Dataset records:
━━━━━━
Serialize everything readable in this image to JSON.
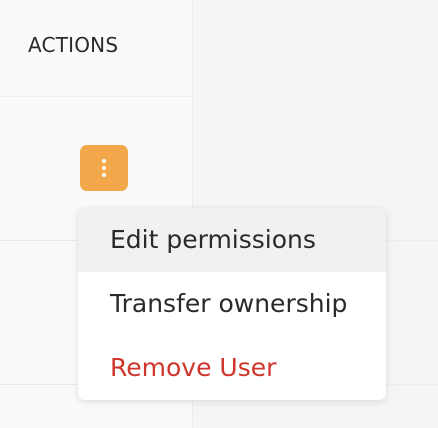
{
  "table": {
    "actions_header": "ACTIONS"
  },
  "row_actions": {
    "button_icon": "kebab-vertical-icon",
    "button_color": "#f2a74a"
  },
  "menu": {
    "items": [
      {
        "label": "Edit permissions",
        "highlighted": true
      },
      {
        "label": "Transfer ownership",
        "highlighted": false
      },
      {
        "label": "Remove User",
        "highlighted": false,
        "color": "#d0352b"
      }
    ]
  }
}
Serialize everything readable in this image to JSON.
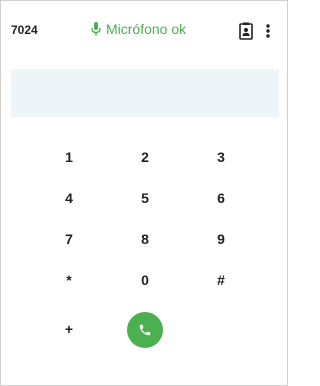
{
  "header": {
    "extension": "7024",
    "mic_status": "Micrófono ok",
    "mic_color": "#4caf50",
    "icons": {
      "mic": "microphone-icon",
      "contacts": "contact-card-icon",
      "menu": "more-vertical-icon"
    }
  },
  "display": {
    "value": "",
    "background": "#eef5f8"
  },
  "keypad": {
    "keys": [
      "1",
      "2",
      "3",
      "4",
      "5",
      "6",
      "7",
      "8",
      "9",
      "*",
      "0",
      "#"
    ],
    "plus_label": "+"
  },
  "call": {
    "icon": "phone-icon",
    "color": "#4caf50"
  }
}
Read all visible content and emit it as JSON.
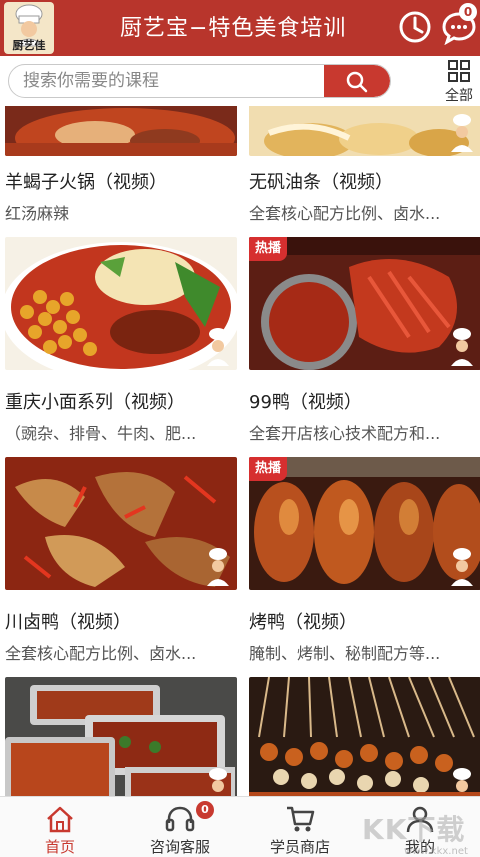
{
  "header": {
    "logo_text": "厨艺佳",
    "title": "厨艺宝−特色美食培训",
    "message_badge": "0"
  },
  "search": {
    "placeholder": "搜索你需要的课程",
    "all_label": "全部"
  },
  "courses": [
    {
      "title": "羊蝎子火锅（视频）",
      "subtitle": "红汤麻辣"
    },
    {
      "title": "无矾油条（视频）",
      "subtitle": "全套核心配方比例、卤水..."
    },
    {
      "title": "重庆小面系列（视频）",
      "subtitle": "（豌杂、排骨、牛肉、肥..."
    },
    {
      "title": "99鸭（视频）",
      "subtitle": "全套开店核心技术配方和...",
      "tag": "热播"
    },
    {
      "title": "川卤鸭（视频）",
      "subtitle": "全套核心配方比例、卤水..."
    },
    {
      "title": "烤鸭（视频）",
      "subtitle": "腌制、烤制、秘制配方等...",
      "tag": "热播"
    },
    {
      "title": "",
      "subtitle": ""
    },
    {
      "title": "",
      "subtitle": ""
    }
  ],
  "bottom_nav": {
    "home": "首页",
    "service": "咨询客服",
    "service_badge": "0",
    "shop": "学员商店",
    "mine": "我的"
  },
  "watermark": {
    "brand": "KK下载",
    "site": "www.kkx.net"
  },
  "colors": {
    "brand_red": "#b8352c",
    "accent_red": "#c8392f",
    "hot_tag": "#d62f2f"
  },
  "icons": [
    "history-icon",
    "message-icon",
    "search-icon",
    "grid-icon",
    "home-icon",
    "headset-icon",
    "cart-icon",
    "user-icon"
  ]
}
━━━━━━
DESCRIPTION OF THE TASK:
Quote all the records verbatim, dropping any pictures from your copy.

WRITTEN RESPONSE:
Serialize everything readable in this image to JSON.
{
  "table": {
    "actions_header": "ACTIONS"
  },
  "row_actions": {
    "button_icon": "kebab-vertical-icon",
    "button_color": "#f2a74a"
  },
  "menu": {
    "items": [
      {
        "label": "Edit permissions",
        "highlighted": true
      },
      {
        "label": "Transfer ownership",
        "highlighted": false
      },
      {
        "label": "Remove User",
        "highlighted": false,
        "color": "#d0352b"
      }
    ]
  }
}
Serialize everything readable in this image to JSON.
{
  "header": {
    "extension": "7024",
    "mic_status": "Micrófono ok",
    "mic_color": "#4caf50",
    "icons": {
      "mic": "microphone-icon",
      "contacts": "contact-card-icon",
      "menu": "more-vertical-icon"
    }
  },
  "display": {
    "value": "",
    "background": "#eef5f8"
  },
  "keypad": {
    "keys": [
      "1",
      "2",
      "3",
      "4",
      "5",
      "6",
      "7",
      "8",
      "9",
      "*",
      "0",
      "#"
    ],
    "plus_label": "+"
  },
  "call": {
    "icon": "phone-icon",
    "color": "#4caf50"
  }
}
Read all visible content and emit it as JSON.
{
  "header": {
    "logo_text": "厨艺佳",
    "title": "厨艺宝−特色美食培训",
    "message_badge": "0"
  },
  "search": {
    "placeholder": "搜索你需要的课程",
    "all_label": "全部"
  },
  "courses": [
    {
      "title": "羊蝎子火锅（视频）",
      "subtitle": "红汤麻辣"
    },
    {
      "title": "无矾油条（视频）",
      "subtitle": "全套核心配方比例、卤水..."
    },
    {
      "title": "重庆小面系列（视频）",
      "subtitle": "（豌杂、排骨、牛肉、肥..."
    },
    {
      "title": "99鸭（视频）",
      "subtitle": "全套开店核心技术配方和...",
      "tag": "热播"
    },
    {
      "title": "川卤鸭（视频）",
      "subtitle": "全套核心配方比例、卤水..."
    },
    {
      "title": "烤鸭（视频）",
      "subtitle": "腌制、烤制、秘制配方等...",
      "tag": "热播"
    },
    {
      "title": "",
      "subtitle": ""
    },
    {
      "title": "",
      "subtitle": ""
    }
  ],
  "bottom_nav": {
    "home": "首页",
    "service": "咨询客服",
    "service_badge": "0",
    "shop": "学员商店",
    "mine": "我的"
  },
  "watermark": {
    "brand": "KK下载",
    "site": "www.kkx.net"
  },
  "colors": {
    "brand_red": "#b8352c",
    "accent_red": "#c8392f",
    "hot_tag": "#d62f2f"
  },
  "icons": [
    "history-icon",
    "message-icon",
    "search-icon",
    "grid-icon",
    "home-icon",
    "headset-icon",
    "cart-icon",
    "user-icon"
  ]
}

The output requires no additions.